Write out the data again in full, exactly as it reads.

[Saved entries]
-------

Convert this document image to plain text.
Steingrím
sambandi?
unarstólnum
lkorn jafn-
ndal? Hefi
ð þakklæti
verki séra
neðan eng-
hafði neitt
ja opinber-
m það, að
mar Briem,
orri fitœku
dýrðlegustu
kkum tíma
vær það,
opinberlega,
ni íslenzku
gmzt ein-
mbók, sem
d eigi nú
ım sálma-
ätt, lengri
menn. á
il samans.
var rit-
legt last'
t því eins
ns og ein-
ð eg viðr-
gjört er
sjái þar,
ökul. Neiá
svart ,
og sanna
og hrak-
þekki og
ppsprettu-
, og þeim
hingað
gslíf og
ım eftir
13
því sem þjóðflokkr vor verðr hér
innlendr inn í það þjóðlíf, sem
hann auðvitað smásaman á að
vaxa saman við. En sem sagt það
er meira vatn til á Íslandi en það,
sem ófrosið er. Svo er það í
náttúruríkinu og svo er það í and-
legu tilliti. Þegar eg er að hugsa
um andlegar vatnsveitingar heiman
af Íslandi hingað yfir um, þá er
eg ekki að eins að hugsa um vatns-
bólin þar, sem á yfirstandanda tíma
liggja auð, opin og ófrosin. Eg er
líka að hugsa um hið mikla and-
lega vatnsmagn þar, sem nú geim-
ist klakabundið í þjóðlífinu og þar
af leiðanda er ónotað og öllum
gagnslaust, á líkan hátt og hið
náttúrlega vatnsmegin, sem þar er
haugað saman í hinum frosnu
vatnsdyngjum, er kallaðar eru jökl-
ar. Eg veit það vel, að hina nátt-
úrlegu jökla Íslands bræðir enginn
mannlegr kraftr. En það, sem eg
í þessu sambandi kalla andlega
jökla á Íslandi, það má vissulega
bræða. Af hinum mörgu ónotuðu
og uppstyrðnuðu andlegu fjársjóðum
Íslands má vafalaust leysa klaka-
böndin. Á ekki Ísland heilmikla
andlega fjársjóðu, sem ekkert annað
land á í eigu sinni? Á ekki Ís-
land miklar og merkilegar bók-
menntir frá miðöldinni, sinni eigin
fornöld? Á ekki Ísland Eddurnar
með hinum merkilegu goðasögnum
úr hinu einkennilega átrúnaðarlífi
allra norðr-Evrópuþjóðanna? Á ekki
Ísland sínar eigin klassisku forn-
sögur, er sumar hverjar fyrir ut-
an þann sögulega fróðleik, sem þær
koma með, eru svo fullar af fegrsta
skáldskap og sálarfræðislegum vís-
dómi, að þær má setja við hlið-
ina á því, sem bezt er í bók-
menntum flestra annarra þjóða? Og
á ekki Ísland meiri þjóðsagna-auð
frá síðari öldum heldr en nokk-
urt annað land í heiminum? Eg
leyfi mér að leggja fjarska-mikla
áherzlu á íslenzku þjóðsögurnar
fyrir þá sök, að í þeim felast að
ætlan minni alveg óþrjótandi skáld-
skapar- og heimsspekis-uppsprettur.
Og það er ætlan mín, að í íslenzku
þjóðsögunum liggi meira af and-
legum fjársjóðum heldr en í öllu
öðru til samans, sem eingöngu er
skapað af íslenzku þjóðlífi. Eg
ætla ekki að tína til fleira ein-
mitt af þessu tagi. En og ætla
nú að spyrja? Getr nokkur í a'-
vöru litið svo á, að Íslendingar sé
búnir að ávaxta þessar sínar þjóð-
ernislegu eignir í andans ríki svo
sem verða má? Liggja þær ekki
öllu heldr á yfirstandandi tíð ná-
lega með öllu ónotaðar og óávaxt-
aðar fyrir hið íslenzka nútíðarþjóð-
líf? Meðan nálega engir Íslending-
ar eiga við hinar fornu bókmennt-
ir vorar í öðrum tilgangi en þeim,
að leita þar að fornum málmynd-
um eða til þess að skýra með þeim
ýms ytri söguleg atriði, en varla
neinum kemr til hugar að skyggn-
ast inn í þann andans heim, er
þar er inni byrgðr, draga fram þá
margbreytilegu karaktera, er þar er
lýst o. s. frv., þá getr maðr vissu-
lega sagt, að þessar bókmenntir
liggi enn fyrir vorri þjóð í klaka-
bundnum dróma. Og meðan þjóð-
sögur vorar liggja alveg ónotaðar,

-------

> _SOLUTION_:
Convert this document image to plain text.
Steingrím
sambandi?
unarstólnum
lkorn jafn-
ndal? Hefi
ð þakklæti
verki séra
neðan eng-
hafði neitt
ja opinber-
m það, að
mar Briem,
orri fitœku
dýrðlegustu
kkum tíma
vær það,
opinberlega,
ni íslenzku
gmzt ein-
mbók, sem
d eigi nú
ım sálma-
ätt, lengri
menn. á
il samans.
var rit-
legt last'
t því eins
ns og ein-
ð eg viðr-
gjört er
sjái þar,
ökul. Neiá
svart ,
og sanna
og hrak-
þekki og
ppsprettu-
, og þeim
hingað
gslíf og
ım eftir
13
því sem þjóðflokkr vor verðr hér
innlendr inn í það þjóðlíf, sem
hann auðvitað smásaman á að
vaxa saman við. En sem sagt það
er meira vatn til á Íslandi en það,
sem ófrosið er. Svo er það í
náttúruríkinu og svo er það í and-
legu tilliti. Þegar eg er að hugsa
um andlegar vatnsveitingar heiman
af Íslandi hingað yfir um, þá er
eg ekki að eins að hugsa um vatns-
bólin þar, sem á yfirstandanda tíma
liggja auð, opin og ófrosin. Eg er
líka að hugsa um hið mikla and-
lega vatnsmagn þar, sem nú geim-
ist klakabundið í þjóðlífinu og þar
af leiðanda er ónotað og öllum
gagnslaust, á líkan hátt og hið
náttúrlega vatnsmegin, sem þar er
haugað saman í hinum frosnu
vatnsdyngjum, er kallaðar eru jökl-
ar. Eg veit það vel, að hina nátt-
úrlegu jökla Íslands bræðir enginn
mannlegr kraftr. En það, sem eg
í þessu sambandi kalla andlega
jökla á Íslandi, það má vissulega
bræða. Af hinum mörgu ónotuðu
og uppstyrðnuðu andlegu fjársjóðum
Íslands má vafalaust leysa klaka-
böndin. Á ekki Ísland heilmikla
andlega fjársjóðu, sem ekkert annað
land á í eigu sinni? Á ekki Ís-
land miklar og merkilegar bók-
menntir frá miðöldinni, sinni eigin
fornöld? Á ekki Ísland Eddurnar
með hinum merkilegu goðasögnum
úr hinu einkennilega átrúnaðarlífi
allra norðr-Evrópuþjóðanna? Á ekki
Ísland sínar eigin klassisku forn-
sögur, er sumar hverjar fyrir ut-
an þann sögulega fróðleik, sem þær
koma með, eru svo fullar af fegrsta
skáldskap og sálarfræðislegum vís-
dómi, að þær má setja við hlið-
ina á því, sem bezt er í bók-
menntum flestra annarra þjóða? Og
á ekki Ísland meiri þjóðsagna-auð
frá síðari öldum heldr en nokk-
urt annað land í heiminum? Eg
leyfi mér að leggja fjarska-mikla
áherzlu á íslenzku þjóðsögurnar
fyrir þá sök, að í þeim felast að
ætlan minni alveg óþrjótandi skáld-
skapar- og heimsspekis-uppsprettur.
Og það er ætlan mín, að í íslenzku
þjóðsögunum liggi meira af and-
legum fjársjóðum heldr en í öllu
öðru til samans, sem eingöngu er
skapað af íslenzku þjóðlífi. Eg
ætla ekki að tína til fleira ein-
mitt af þessu tagi. En og ætla
nú að spyrja? Getr nokkur í a'-
vöru litið svo á, að Íslendingar sé
búnir að ávaxta þessar sínar þjóð-
ernislegu eignir í andans ríki svo
sem verða má? Liggja þær ekki
öllu heldr á yfirstandandi tíð ná-
lega með öllu ónotaðar og óávaxt-
aðar fyrir hið íslenzka nútíðarþjóð-
líf? Meðan nálega engir Íslending-
ar eiga við hinar fornu bókmennt-
ir vorar í öðrum tilgangi en þeim,
að leita þar að fornum málmynd-
um eða til þess að skýra með þeim
ýms ytri söguleg atriði, en varla
neinum kemr til hugar að skyggn-
ast inn í þann andans heim, er
þar er inni byrgðr, draga fram þá
margbreytilegu karaktera, er þar er
lýst o. s. frv., þá getr maðr vissu-
lega sagt, að þessar bókmenntir
liggi enn fyrir vorri þjóð í klaka-
bundnum dróma. Og meðan þjóð-
sögur vorar liggja alveg ónotaðar,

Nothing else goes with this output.